* begin Record extracts *

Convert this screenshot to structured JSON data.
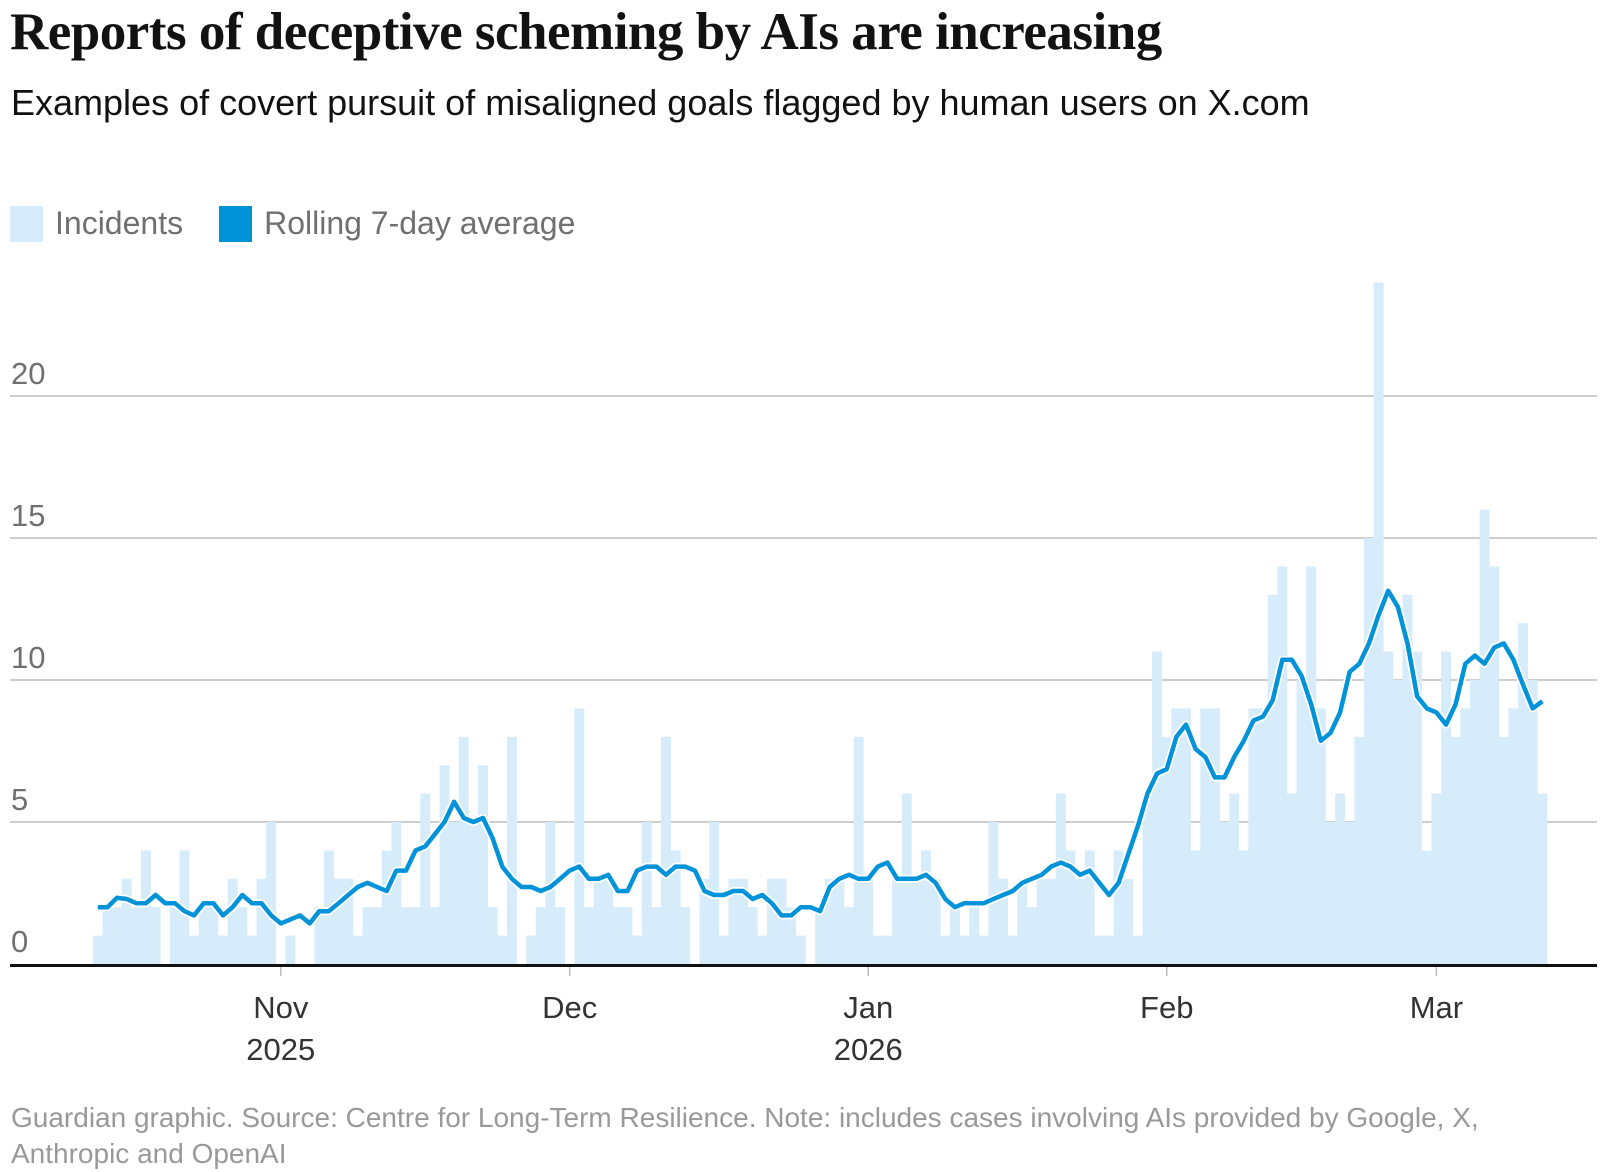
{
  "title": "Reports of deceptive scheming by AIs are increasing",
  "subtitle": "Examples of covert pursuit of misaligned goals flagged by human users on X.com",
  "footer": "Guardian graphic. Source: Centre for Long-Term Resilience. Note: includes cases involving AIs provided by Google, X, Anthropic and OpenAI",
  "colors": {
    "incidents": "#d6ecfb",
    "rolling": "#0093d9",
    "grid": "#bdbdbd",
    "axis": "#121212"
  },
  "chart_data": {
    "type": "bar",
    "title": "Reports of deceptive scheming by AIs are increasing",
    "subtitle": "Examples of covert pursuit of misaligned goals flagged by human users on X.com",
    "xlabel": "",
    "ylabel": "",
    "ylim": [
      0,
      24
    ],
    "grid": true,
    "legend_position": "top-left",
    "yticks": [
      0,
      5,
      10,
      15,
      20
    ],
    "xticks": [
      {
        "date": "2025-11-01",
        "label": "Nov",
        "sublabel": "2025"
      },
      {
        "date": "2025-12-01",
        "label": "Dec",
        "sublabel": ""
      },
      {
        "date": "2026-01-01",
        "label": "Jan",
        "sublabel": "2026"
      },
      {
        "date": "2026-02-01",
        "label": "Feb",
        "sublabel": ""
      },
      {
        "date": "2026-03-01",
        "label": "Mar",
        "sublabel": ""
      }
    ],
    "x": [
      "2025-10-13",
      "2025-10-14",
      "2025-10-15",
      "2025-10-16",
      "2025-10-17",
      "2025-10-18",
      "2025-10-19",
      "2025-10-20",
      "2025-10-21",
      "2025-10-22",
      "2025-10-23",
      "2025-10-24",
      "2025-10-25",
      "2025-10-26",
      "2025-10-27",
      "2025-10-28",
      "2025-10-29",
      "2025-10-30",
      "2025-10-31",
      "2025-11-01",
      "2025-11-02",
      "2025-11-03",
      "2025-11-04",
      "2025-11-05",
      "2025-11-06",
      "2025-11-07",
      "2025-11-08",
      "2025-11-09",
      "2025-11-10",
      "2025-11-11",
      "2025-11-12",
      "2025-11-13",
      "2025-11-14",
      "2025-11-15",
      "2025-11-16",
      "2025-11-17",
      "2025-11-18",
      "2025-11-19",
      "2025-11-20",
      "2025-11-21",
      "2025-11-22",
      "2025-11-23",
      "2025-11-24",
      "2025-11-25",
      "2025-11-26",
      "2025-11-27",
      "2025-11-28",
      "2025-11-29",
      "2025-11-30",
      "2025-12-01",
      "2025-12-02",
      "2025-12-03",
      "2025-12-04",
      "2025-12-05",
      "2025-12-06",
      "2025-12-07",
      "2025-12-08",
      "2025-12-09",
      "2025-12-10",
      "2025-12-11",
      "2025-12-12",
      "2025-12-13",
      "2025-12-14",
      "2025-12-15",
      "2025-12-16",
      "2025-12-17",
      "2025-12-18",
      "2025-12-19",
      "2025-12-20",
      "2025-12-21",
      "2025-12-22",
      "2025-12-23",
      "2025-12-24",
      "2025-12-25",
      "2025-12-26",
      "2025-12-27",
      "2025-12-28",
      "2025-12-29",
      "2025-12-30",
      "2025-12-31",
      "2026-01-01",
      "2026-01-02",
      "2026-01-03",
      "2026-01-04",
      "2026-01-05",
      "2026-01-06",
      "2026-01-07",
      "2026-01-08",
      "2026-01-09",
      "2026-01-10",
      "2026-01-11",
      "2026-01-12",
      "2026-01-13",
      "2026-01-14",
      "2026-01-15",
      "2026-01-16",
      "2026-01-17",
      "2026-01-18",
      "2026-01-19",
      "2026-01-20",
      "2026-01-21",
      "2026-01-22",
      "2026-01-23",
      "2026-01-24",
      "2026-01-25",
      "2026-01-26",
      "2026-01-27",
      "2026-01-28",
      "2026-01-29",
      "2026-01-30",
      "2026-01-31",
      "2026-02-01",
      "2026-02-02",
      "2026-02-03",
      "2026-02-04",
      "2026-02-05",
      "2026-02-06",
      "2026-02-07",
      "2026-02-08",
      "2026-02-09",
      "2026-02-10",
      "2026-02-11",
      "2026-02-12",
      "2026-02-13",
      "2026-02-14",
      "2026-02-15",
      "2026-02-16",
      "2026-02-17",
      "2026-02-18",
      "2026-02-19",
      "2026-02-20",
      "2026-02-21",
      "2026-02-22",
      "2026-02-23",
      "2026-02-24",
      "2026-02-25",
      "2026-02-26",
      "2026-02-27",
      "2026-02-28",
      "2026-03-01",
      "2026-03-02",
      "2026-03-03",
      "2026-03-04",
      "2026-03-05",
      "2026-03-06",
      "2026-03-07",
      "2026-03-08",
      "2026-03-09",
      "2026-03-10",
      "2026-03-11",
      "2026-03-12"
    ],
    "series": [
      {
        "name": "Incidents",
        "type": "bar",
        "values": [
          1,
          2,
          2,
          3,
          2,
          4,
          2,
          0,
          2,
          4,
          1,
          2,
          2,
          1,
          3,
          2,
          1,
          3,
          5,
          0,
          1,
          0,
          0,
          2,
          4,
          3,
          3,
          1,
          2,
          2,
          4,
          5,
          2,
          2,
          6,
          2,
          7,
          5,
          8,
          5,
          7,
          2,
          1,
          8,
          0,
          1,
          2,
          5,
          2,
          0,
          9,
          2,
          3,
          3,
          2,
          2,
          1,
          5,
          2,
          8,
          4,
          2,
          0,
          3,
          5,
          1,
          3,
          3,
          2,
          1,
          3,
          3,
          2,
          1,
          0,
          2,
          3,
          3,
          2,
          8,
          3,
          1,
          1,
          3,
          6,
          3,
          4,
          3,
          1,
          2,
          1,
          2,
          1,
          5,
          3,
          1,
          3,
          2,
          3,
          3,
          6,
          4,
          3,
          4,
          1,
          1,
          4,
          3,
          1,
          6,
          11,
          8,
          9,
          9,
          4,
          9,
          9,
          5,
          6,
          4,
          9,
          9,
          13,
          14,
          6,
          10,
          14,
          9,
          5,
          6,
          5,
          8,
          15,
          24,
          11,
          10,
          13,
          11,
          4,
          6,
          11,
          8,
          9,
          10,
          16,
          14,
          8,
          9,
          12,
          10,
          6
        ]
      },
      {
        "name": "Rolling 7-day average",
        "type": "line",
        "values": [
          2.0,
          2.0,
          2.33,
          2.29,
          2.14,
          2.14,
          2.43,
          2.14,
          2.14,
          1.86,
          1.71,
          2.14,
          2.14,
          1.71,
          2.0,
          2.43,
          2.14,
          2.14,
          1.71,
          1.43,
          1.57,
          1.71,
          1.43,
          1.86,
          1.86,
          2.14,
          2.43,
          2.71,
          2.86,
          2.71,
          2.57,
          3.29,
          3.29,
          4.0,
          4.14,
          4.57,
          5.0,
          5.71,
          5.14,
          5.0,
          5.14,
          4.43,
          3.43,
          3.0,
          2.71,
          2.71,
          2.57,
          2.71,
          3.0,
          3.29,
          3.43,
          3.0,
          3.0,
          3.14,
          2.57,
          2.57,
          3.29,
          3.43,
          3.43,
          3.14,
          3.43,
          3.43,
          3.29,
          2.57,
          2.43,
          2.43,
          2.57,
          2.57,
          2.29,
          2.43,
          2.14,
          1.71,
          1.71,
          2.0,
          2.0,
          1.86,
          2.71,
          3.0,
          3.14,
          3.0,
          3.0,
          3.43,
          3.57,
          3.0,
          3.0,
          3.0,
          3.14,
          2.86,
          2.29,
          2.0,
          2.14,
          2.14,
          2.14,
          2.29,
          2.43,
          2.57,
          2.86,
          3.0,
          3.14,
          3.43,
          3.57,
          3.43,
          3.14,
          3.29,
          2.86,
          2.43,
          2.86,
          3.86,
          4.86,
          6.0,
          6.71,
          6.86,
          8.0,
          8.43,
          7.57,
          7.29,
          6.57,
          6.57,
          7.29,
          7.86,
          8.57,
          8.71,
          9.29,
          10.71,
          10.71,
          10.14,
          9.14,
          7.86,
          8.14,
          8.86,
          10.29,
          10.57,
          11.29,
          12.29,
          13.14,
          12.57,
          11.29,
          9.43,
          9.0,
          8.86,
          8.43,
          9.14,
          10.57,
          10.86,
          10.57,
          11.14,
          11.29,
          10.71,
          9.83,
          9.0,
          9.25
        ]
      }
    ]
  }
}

* end Record extracts *
* begin Record extracts *

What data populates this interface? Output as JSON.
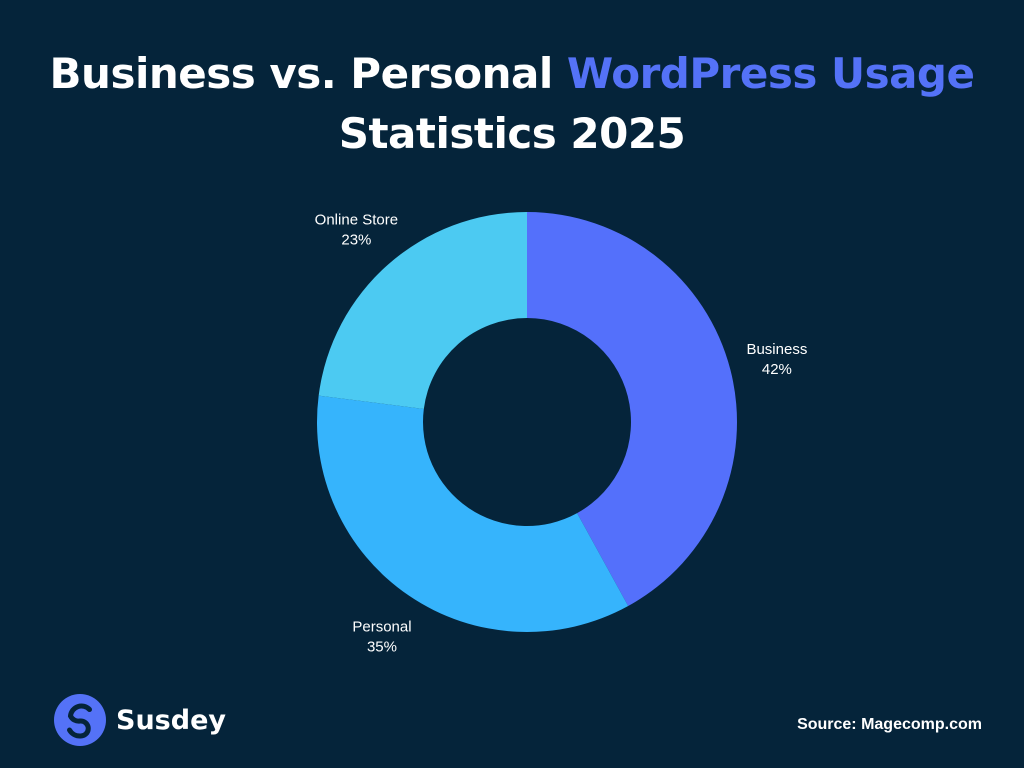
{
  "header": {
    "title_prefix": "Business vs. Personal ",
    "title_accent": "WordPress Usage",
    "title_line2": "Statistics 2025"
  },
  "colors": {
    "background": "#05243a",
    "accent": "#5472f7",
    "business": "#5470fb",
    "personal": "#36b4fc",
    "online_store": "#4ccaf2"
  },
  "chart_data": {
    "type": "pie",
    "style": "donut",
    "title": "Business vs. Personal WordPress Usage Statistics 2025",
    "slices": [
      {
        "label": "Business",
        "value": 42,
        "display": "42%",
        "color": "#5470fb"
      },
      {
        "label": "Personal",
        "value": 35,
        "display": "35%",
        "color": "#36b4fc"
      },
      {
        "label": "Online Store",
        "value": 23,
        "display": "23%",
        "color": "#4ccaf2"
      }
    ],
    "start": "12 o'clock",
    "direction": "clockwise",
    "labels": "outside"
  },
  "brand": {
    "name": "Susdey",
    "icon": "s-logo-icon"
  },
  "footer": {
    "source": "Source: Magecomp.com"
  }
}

* end Record extracts *

Prompt:
Search the data for "date". Copy every matching line.

Output for this task:
        "date": "2025-11-01",
        "date": "2025-12-01",
        "date": "2026-01-01",
        "date": "2026-02-01",
        "date": "2026-03-01",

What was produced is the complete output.